__WHAT NEEDS TO BE DONE__
Please transcribe the listing below in full and word for word, without its pictures.

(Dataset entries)
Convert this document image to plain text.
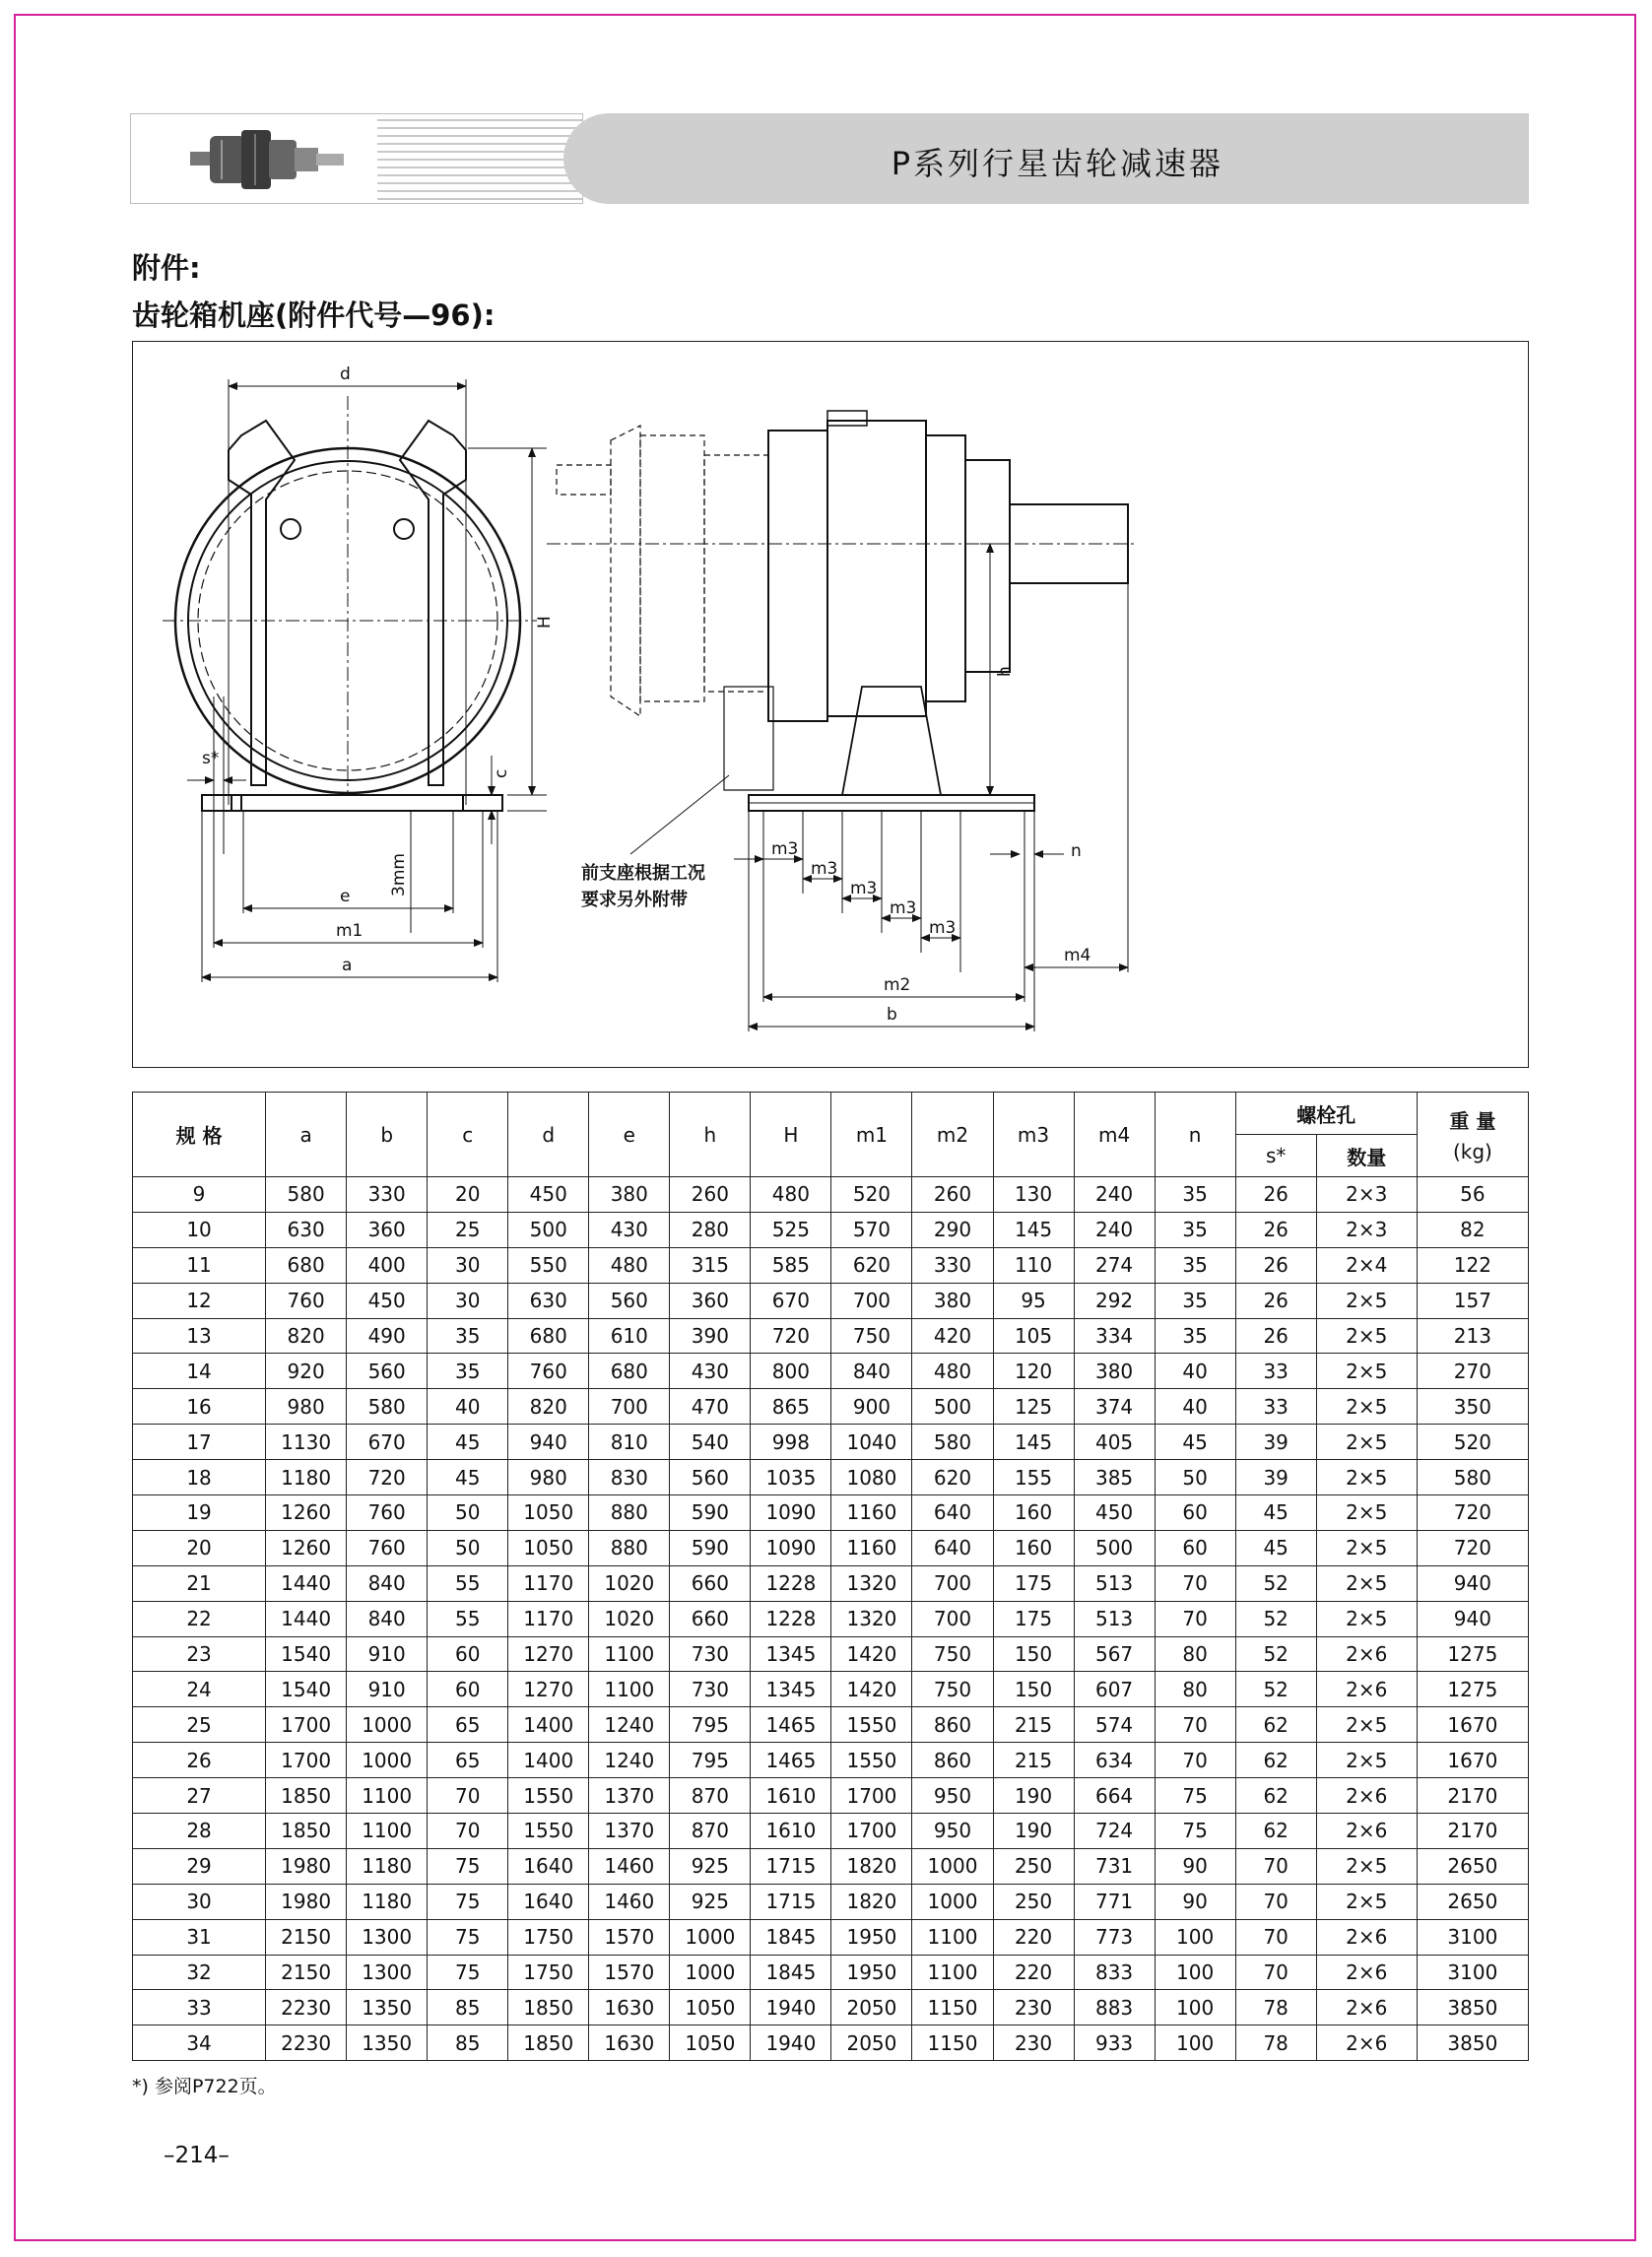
P系列行星齿轮减速器
附件:
齿轮箱机座(附件代号—96):
d
H
s*
c
e 3mm
m1
a
h
m3
m3
m3
m3
m3
n
m4
m2
b
前支座根据工况
要求另外附带
规 格	a	b	c	d	e	h	H	m1	m2	m3	m4	n	螺栓孔		重 量
(kg)

													s*	数量	
9	580	330	20	450	380	260	480	520	260	130	240	35	26	2×3	56
10	630	360	25	500	430	280	525	570	290	145	240	35	26	2×3	82
11	680	400	30	550	480	315	585	620	330	110	274	35	26	2×4	122
12	760	450	30	630	560	360	670	700	380	95	292	35	26	2×5	157
13	820	490	35	680	610	390	720	750	420	105	334	35	26	2×5	213
14	920	560	35	760	680	430	800	840	480	120	380	40	33	2×5	270
16	980	580	40	820	700	470	865	900	500	125	374	40	33	2×5	350
17	1130	670	45	940	810	540	998	1040	580	145	405	45	39	2×5	520
18	1180	720	45	980	830	560	1035	1080	620	155	385	50	39	2×5	580
19	1260	760	50	1050	880	590	1090	1160	640	160	450	60	45	2×5	720
20	1260	760	50	1050	880	590	1090	1160	640	160	500	60	45	2×5	720
21	1440	840	55	1170	1020	660	1228	1320	700	175	513	70	52	2×5	940
22	1440	840	55	1170	1020	660	1228	1320	700	175	513	70	52	2×5	940
23	1540	910	60	1270	1100	730	1345	1420	750	150	567	80	52	2×6	1275
24	1540	910	60	1270	1100	730	1345	1420	750	150	607	80	52	2×6	1275
25	1700	1000	65	1400	1240	795	1465	1550	860	215	574	70	62	2×5	1670
26	1700	1000	65	1400	1240	795	1465	1550	860	215	634	70	62	2×5	1670
27	1850	1100	70	1550	1370	870	1610	1700	950	190	664	75	62	2×6	2170
28	1850	1100	70	1550	1370	870	1610	1700	950	190	724	75	62	2×6	2170
29	1980	1180	75	1640	1460	925	1715	1820	1000	250	731	90	70	2×5	2650
30	1980	1180	75	1640	1460	925	1715	1820	1000	250	771	90	70	2×5	2650
31	2150	1300	75	1750	1570	1000	1845	1950	1100	220	773	100	70	2×6	3100
32	2150	1300	75	1750	1570	1000	1845	1950	1100	220	833	100	70	2×6	3100
33	2230	1350	85	1850	1630	1050	1940	2050	1150	230	883	100	78	2×6	3850
34	2230	1350	85	1850	1630	1050	1940	2050	1150	230	933	100	78	2×6	3850
*) 参阅P722页。
–214–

__EXERCISE RESPONSE__
Convert this document image to plain text.
P系列行星齿轮减速器
附件:
齿轮箱机座(附件代号—96):
d
H
s*
c
e 3mm
m1
a
h
m3
m3
m3
m3
m3
n
m4
m2
b
前支座根据工况
要求另外附带
规 格	a	b	c	d	e	h	H	m1	m2	m3	m4	n	螺栓孔		重 量
(kg)

													s*	数量	
9	580	330	20	450	380	260	480	520	260	130	240	35	26	2×3	56
10	630	360	25	500	430	280	525	570	290	145	240	35	26	2×3	82
11	680	400	30	550	480	315	585	620	330	110	274	35	26	2×4	122
12	760	450	30	630	560	360	670	700	380	95	292	35	26	2×5	157
13	820	490	35	680	610	390	720	750	420	105	334	35	26	2×5	213
14	920	560	35	760	680	430	800	840	480	120	380	40	33	2×5	270
16	980	580	40	820	700	470	865	900	500	125	374	40	33	2×5	350
17	1130	670	45	940	810	540	998	1040	580	145	405	45	39	2×5	520
18	1180	720	45	980	830	560	1035	1080	620	155	385	50	39	2×5	580
19	1260	760	50	1050	880	590	1090	1160	640	160	450	60	45	2×5	720
20	1260	760	50	1050	880	590	1090	1160	640	160	500	60	45	2×5	720
21	1440	840	55	1170	1020	660	1228	1320	700	175	513	70	52	2×5	940
22	1440	840	55	1170	1020	660	1228	1320	700	175	513	70	52	2×5	940
23	1540	910	60	1270	1100	730	1345	1420	750	150	567	80	52	2×6	1275
24	1540	910	60	1270	1100	730	1345	1420	750	150	607	80	52	2×6	1275
25	1700	1000	65	1400	1240	795	1465	1550	860	215	574	70	62	2×5	1670
26	1700	1000	65	1400	1240	795	1465	1550	860	215	634	70	62	2×5	1670
27	1850	1100	70	1550	1370	870	1610	1700	950	190	664	75	62	2×6	2170
28	1850	1100	70	1550	1370	870	1610	1700	950	190	724	75	62	2×6	2170
29	1980	1180	75	1640	1460	925	1715	1820	1000	250	731	90	70	2×5	2650
30	1980	1180	75	1640	1460	925	1715	1820	1000	250	771	90	70	2×5	2650
31	2150	1300	75	1750	1570	1000	1845	1950	1100	220	773	100	70	2×6	3100
32	2150	1300	75	1750	1570	1000	1845	1950	1100	220	833	100	70	2×6	3100
33	2230	1350	85	1850	1630	1050	1940	2050	1150	230	883	100	78	2×6	3850
34	2230	1350	85	1850	1630	1050	1940	2050	1150	230	933	100	78	2×6	3850
*) 参阅P722页。
–214–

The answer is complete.